== Aim of the exercise ==
List every row of the data below that contains the string "line", copying each such row in full. Matching is case-sensitive.

== Source material ==
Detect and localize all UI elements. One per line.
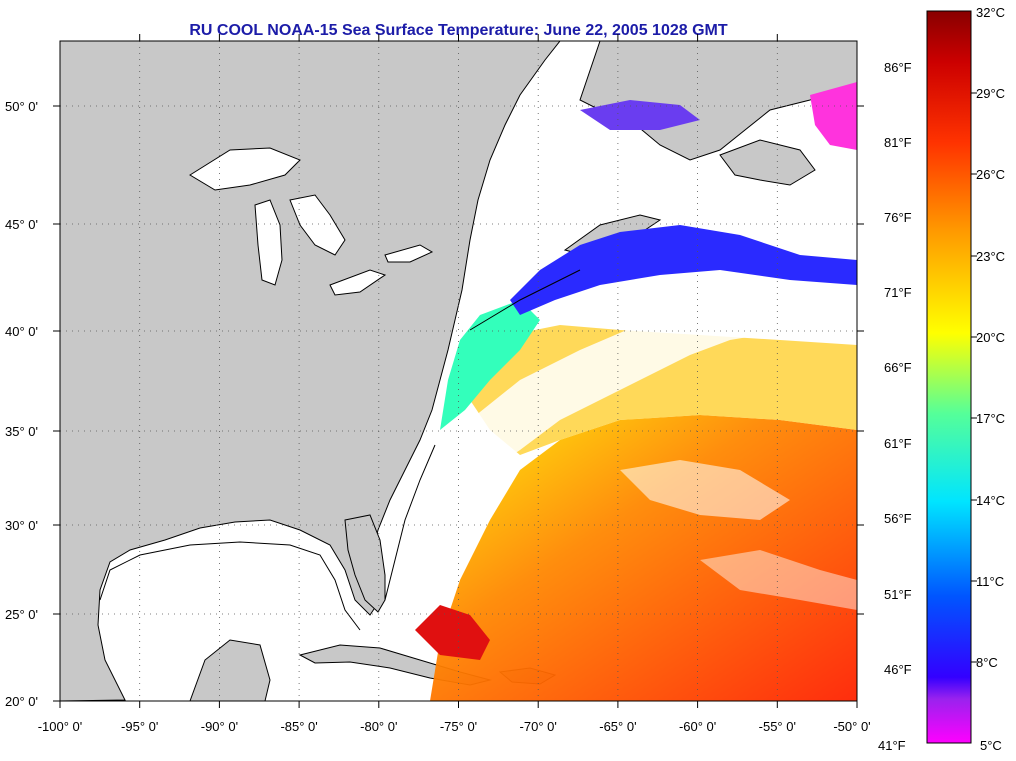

==

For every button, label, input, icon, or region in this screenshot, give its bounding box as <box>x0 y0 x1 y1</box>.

...

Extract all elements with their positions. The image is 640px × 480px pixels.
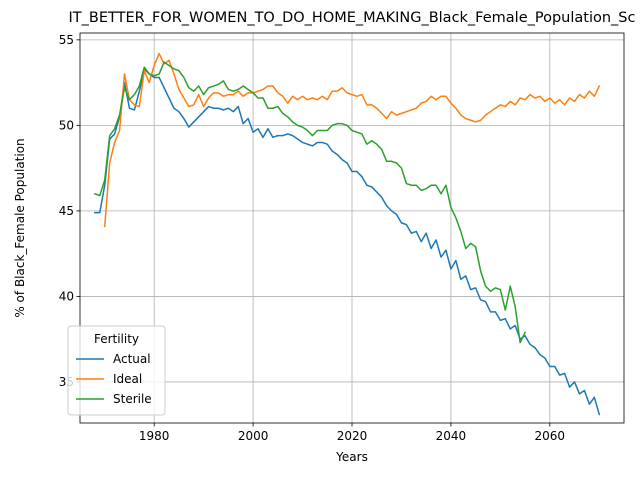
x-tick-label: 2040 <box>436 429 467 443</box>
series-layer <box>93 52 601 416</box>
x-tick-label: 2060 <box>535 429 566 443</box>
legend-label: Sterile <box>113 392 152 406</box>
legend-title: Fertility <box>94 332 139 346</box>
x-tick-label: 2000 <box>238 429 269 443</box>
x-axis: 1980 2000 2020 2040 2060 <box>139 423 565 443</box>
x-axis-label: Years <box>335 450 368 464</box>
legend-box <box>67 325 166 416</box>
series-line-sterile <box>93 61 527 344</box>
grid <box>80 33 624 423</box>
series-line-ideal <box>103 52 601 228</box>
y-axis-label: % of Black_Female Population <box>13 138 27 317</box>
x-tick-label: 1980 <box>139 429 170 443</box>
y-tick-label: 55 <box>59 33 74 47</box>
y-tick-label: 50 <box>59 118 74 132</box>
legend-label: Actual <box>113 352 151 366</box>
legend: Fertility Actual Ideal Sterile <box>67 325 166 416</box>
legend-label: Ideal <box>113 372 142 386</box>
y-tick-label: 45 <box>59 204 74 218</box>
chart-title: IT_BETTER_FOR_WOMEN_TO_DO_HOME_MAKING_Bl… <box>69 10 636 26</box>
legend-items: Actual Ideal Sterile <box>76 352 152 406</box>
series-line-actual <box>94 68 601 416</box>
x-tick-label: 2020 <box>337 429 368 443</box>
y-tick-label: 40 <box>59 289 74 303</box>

== Correct output ==
Detect and localize all UI elements. One per line.
series-line-sterile <box>93 61 527 344</box>
series-line-ideal <box>103 52 601 228</box>
series-line-actual <box>94 68 601 416</box>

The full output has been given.